• Entries taken from a collection:

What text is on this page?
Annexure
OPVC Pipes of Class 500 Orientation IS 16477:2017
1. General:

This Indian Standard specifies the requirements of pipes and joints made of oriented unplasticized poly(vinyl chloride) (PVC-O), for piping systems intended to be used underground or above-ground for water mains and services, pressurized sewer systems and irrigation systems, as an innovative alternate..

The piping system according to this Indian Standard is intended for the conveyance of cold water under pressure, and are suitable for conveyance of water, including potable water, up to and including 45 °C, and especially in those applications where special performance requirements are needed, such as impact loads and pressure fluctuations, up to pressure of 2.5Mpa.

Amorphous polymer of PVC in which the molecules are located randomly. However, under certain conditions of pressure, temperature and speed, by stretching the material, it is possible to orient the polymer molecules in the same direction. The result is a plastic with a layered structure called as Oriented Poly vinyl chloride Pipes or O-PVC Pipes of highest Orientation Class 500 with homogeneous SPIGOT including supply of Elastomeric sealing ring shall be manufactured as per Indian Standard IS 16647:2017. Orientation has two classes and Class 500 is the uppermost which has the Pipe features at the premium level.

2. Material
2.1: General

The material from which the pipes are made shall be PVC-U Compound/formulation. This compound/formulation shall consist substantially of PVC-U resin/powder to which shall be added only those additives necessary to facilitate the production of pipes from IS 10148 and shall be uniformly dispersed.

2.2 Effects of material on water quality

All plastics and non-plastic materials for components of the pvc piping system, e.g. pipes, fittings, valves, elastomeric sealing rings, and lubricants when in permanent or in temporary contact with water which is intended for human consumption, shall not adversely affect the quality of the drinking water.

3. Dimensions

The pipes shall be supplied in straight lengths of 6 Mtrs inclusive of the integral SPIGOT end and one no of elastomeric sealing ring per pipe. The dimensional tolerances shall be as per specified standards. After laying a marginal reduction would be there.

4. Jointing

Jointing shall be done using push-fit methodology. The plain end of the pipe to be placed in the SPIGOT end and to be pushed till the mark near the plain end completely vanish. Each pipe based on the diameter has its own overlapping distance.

• What to produce: Print the records above exactly as they appear.

• Exercise output:
What text is on this page?
Annexure
OPVC Pipes of Class 500 Orientation IS 16477:2017
1. General:

This Indian Standard specifies the requirements of pipes and joints made of oriented unplasticized poly(vinyl chloride) (PVC-O), for piping systems intended to be used underground or above-ground for water mains and services, pressurized sewer systems and irrigation systems, as an innovative alternate..

The piping system according to this Indian Standard is intended for the conveyance of cold water under pressure, and are suitable for conveyance of water, including potable water, up to and including 45 °C, and especially in those applications where special performance requirements are needed, such as impact loads and pressure fluctuations, up to pressure of 2.5Mpa.

Amorphous polymer of PVC in which the molecules are located randomly. However, under certain conditions of pressure, temperature and speed, by stretching the material, it is possible to orient the polymer molecules in the same direction. The result is a plastic with a layered structure called as Oriented Poly vinyl chloride Pipes or O-PVC Pipes of highest Orientation Class 500 with homogeneous SPIGOT including supply of Elastomeric sealing ring shall be manufactured as per Indian Standard IS 16647:2017. Orientation has two classes and Class 500 is the uppermost which has the Pipe features at the premium level.

2. Material
2.1: General

The material from which the pipes are made shall be PVC-U Compound/formulation. This compound/formulation shall consist substantially of PVC-U resin/powder to which shall be added only those additives necessary to facilitate the production of pipes from IS 10148 and shall be uniformly dispersed.

2.2 Effects of material on water quality

All plastics and non-plastic materials for components of the pvc piping system, e.g. pipes, fittings, valves, elastomeric sealing rings, and lubricants when in permanent or in temporary contact with water which is intended for human consumption, shall not adversely affect the quality of the drinking water.

3. Dimensions

The pipes shall be supplied in straight lengths of 6 Mtrs inclusive of the integral SPIGOT end and one no of elastomeric sealing ring per pipe. The dimensional tolerances shall be as per specified standards. After laying a marginal reduction would be there.

4. Jointing

Jointing shall be done using push-fit methodology. The plain end of the pipe to be placed in the SPIGOT end and to be pushed till the mark near the plain end completely vanish. Each pipe based on the diameter has its own overlapping distance.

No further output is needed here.